Write out every entry exactly as it stands.

Dataset rows about figures
╔══

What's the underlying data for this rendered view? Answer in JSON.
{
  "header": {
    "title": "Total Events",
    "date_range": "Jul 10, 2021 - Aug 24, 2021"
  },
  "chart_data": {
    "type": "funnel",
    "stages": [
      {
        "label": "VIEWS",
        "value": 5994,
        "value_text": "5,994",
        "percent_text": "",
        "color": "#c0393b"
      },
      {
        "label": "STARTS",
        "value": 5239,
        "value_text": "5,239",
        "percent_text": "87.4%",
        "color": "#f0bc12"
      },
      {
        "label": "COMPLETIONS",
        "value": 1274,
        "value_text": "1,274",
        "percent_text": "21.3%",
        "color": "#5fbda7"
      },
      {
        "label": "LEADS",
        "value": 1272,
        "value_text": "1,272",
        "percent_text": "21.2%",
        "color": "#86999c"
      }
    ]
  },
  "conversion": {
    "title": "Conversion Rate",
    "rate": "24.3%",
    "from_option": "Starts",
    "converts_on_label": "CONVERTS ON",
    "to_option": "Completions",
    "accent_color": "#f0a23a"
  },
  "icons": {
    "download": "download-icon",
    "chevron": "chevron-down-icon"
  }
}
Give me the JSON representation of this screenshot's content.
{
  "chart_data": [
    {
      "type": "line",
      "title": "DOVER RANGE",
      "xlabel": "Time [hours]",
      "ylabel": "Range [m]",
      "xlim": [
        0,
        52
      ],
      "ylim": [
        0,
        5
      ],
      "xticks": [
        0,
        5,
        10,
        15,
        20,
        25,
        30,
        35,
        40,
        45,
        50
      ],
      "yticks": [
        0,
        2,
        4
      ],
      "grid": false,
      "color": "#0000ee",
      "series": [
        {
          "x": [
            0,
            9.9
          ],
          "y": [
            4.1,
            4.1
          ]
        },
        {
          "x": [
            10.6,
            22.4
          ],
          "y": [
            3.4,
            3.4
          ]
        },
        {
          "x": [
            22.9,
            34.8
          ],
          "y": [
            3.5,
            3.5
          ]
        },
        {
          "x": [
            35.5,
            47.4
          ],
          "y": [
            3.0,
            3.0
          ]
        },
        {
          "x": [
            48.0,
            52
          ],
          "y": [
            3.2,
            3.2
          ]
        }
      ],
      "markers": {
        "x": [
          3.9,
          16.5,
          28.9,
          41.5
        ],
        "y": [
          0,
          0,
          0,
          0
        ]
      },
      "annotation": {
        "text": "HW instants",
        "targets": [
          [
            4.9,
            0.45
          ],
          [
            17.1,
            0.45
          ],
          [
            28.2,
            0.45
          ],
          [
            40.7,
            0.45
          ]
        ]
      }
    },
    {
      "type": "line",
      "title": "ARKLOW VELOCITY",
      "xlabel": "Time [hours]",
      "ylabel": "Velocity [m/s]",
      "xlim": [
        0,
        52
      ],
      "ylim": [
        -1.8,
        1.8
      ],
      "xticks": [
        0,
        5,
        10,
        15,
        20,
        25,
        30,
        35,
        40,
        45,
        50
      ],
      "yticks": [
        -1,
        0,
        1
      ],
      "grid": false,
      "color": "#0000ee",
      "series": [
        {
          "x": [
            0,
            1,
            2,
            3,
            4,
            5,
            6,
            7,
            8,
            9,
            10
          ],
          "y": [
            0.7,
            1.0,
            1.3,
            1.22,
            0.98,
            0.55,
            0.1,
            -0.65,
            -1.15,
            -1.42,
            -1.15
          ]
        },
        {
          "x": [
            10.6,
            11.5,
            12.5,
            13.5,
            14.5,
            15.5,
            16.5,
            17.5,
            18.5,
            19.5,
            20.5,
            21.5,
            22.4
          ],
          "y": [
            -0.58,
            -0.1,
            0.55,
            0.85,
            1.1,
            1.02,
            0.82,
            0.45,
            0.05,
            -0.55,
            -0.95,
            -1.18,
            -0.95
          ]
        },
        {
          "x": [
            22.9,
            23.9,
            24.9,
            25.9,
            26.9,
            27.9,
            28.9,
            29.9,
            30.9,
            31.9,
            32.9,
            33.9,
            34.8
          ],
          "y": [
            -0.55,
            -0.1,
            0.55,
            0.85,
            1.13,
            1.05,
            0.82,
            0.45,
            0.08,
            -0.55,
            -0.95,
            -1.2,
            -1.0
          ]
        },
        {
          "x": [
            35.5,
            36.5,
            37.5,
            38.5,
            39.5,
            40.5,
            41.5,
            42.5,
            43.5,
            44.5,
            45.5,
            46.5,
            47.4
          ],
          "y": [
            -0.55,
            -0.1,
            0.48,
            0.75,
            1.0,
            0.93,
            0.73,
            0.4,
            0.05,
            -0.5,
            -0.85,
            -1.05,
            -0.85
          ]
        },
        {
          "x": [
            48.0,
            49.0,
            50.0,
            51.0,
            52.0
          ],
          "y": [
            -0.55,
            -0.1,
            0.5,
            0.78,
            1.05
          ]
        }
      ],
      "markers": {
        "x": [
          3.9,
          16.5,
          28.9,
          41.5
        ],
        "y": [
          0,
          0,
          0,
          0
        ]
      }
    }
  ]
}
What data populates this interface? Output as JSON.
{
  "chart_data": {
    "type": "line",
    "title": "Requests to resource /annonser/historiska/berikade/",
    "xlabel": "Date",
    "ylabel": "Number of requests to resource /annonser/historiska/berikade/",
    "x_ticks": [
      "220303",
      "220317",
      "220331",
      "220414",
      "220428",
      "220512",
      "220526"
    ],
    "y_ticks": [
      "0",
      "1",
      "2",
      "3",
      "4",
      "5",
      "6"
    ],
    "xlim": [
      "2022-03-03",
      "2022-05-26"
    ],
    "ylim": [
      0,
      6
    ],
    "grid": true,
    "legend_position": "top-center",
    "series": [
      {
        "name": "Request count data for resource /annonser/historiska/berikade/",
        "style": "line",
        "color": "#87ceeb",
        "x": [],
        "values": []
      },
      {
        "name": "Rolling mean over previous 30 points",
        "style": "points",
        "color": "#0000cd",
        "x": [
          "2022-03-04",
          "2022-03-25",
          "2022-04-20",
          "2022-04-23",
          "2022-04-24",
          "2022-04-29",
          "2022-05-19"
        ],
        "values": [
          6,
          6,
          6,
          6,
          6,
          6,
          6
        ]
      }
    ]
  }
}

╚══

→ Exercise output:
What's the underlying data for this rendered view? Answer in JSON.
{
  "header": {
    "title": "Total Events",
    "date_range": "Jul 10, 2021 - Aug 24, 2021"
  },
  "chart_data": {
    "type": "funnel",
    "stages": [
      {
        "label": "VIEWS",
        "value": 5994,
        "value_text": "5,994",
        "percent_text": "",
        "color": "#c0393b"
      },
      {
        "label": "STARTS",
        "value": 5239,
        "value_text": "5,239",
        "percent_text": "87.4%",
        "color": "#f0bc12"
      },
      {
        "label": "COMPLETIONS",
        "value": 1274,
        "value_text": "1,274",
        "percent_text": "21.3%",
        "color": "#5fbda7"
      },
      {
        "label": "LEADS",
        "value": 1272,
        "value_text": "1,272",
        "percent_text": "21.2%",
        "color": "#86999c"
      }
    ]
  },
  "conversion": {
    "title": "Conversion Rate",
    "rate": "24.3%",
    "from_option": "Starts",
    "converts_on_label": "CONVERTS ON",
    "to_option": "Completions",
    "accent_color": "#f0a23a"
  },
  "icons": {
    "download": "download-icon",
    "chevron": "chevron-down-icon"
  }
}
Give me the JSON representation of this screenshot's content.
{
  "chart_data": [
    {
      "type": "line",
      "title": "DOVER RANGE",
      "xlabel": "Time [hours]",
      "ylabel": "Range [m]",
      "xlim": [
        0,
        52
      ],
      "ylim": [
        0,
        5
      ],
      "xticks": [
        0,
        5,
        10,
        15,
        20,
        25,
        30,
        35,
        40,
        45,
        50
      ],
      "yticks": [
        0,
        2,
        4
      ],
      "grid": false,
      "color": "#0000ee",
      "series": [
        {
          "x": [
            0,
            9.9
          ],
          "y": [
            4.1,
            4.1
          ]
        },
        {
          "x": [
            10.6,
            22.4
          ],
          "y": [
            3.4,
            3.4
          ]
        },
        {
          "x": [
            22.9,
            34.8
          ],
          "y": [
            3.5,
            3.5
          ]
        },
        {
          "x": [
            35.5,
            47.4
          ],
          "y": [
            3.0,
            3.0
          ]
        },
        {
          "x": [
            48.0,
            52
          ],
          "y": [
            3.2,
            3.2
          ]
        }
      ],
      "markers": {
        "x": [
          3.9,
          16.5,
          28.9,
          41.5
        ],
        "y": [
          0,
          0,
          0,
          0
        ]
      },
      "annotation": {
        "text": "HW instants",
        "targets": [
          [
            4.9,
            0.45
          ],
          [
            17.1,
            0.45
          ],
          [
            28.2,
            0.45
          ],
          [
            40.7,
            0.45
          ]
        ]
      }
    },
    {
      "type": "line",
      "title": "ARKLOW VELOCITY",
      "xlabel": "Time [hours]",
      "ylabel": "Velocity [m/s]",
      "xlim": [
        0,
        52
      ],
      "ylim": [
        -1.8,
        1.8
      ],
      "xticks": [
        0,
        5,
        10,
        15,
        20,
        25,
        30,
        35,
        40,
        45,
        50
      ],
      "yticks": [
        -1,
        0,
        1
      ],
      "grid": false,
      "color": "#0000ee",
      "series": [
        {
          "x": [
            0,
            1,
            2,
            3,
            4,
            5,
            6,
            7,
            8,
            9,
            10
          ],
          "y": [
            0.7,
            1.0,
            1.3,
            1.22,
            0.98,
            0.55,
            0.1,
            -0.65,
            -1.15,
            -1.42,
            -1.15
          ]
        },
        {
          "x": [
            10.6,
            11.5,
            12.5,
            13.5,
            14.5,
            15.5,
            16.5,
            17.5,
            18.5,
            19.5,
            20.5,
            21.5,
            22.4
          ],
          "y": [
            -0.58,
            -0.1,
            0.55,
            0.85,
            1.1,
            1.02,
            0.82,
            0.45,
            0.05,
            -0.55,
            -0.95,
            -1.18,
            -0.95
          ]
        },
        {
          "x": [
            22.9,
            23.9,
            24.9,
            25.9,
            26.9,
            27.9,
            28.9,
            29.9,
            30.9,
            31.9,
            32.9,
            33.9,
            34.8
          ],
          "y": [
            -0.55,
            -0.1,
            0.55,
            0.85,
            1.13,
            1.05,
            0.82,
            0.45,
            0.08,
            -0.55,
            -0.95,
            -1.2,
            -1.0
          ]
        },
        {
          "x": [
            35.5,
            36.5,
            37.5,
            38.5,
            39.5,
            40.5,
            41.5,
            42.5,
            43.5,
            44.5,
            45.5,
            46.5,
            47.4
          ],
          "y": [
            -0.55,
            -0.1,
            0.48,
            0.75,
            1.0,
            0.93,
            0.73,
            0.4,
            0.05,
            -0.5,
            -0.85,
            -1.05,
            -0.85
          ]
        },
        {
          "x": [
            48.0,
            49.0,
            50.0,
            51.0,
            52.0
          ],
          "y": [
            -0.55,
            -0.1,
            0.5,
            0.78,
            1.05
          ]
        }
      ],
      "markers": {
        "x": [
          3.9,
          16.5,
          28.9,
          41.5
        ],
        "y": [
          0,
          0,
          0,
          0
        ]
      }
    }
  ]
}
What data populates this interface? Output as JSON.
{
  "chart_data": {
    "type": "line",
    "title": "Requests to resource /annonser/historiska/berikade/",
    "xlabel": "Date",
    "ylabel": "Number of requests to resource /annonser/historiska/berikade/",
    "x_ticks": [
      "220303",
      "220317",
      "220331",
      "220414",
      "220428",
      "220512",
      "220526"
    ],
    "y_ticks": [
      "0",
      "1",
      "2",
      "3",
      "4",
      "5",
      "6"
    ],
    "xlim": [
      "2022-03-03",
      "2022-05-26"
    ],
    "ylim": [
      0,
      6
    ],
    "grid": true,
    "legend_position": "top-center",
    "series": [
      {
        "name": "Request count data for resource /annonser/historiska/berikade/",
        "style": "line",
        "color": "#87ceeb",
        "x": [],
        "values": []
      },
      {
        "name": "Rolling mean over previous 30 points",
        "style": "points",
        "color": "#0000cd",
        "x": [
          "2022-03-04",
          "2022-03-25",
          "2022-04-20",
          "2022-04-23",
          "2022-04-24",
          "2022-04-29",
          "2022-05-19"
        ],
        "values": [
          6,
          6,
          6,
          6,
          6,
          6,
          6
        ]
      }
    ]
  }
}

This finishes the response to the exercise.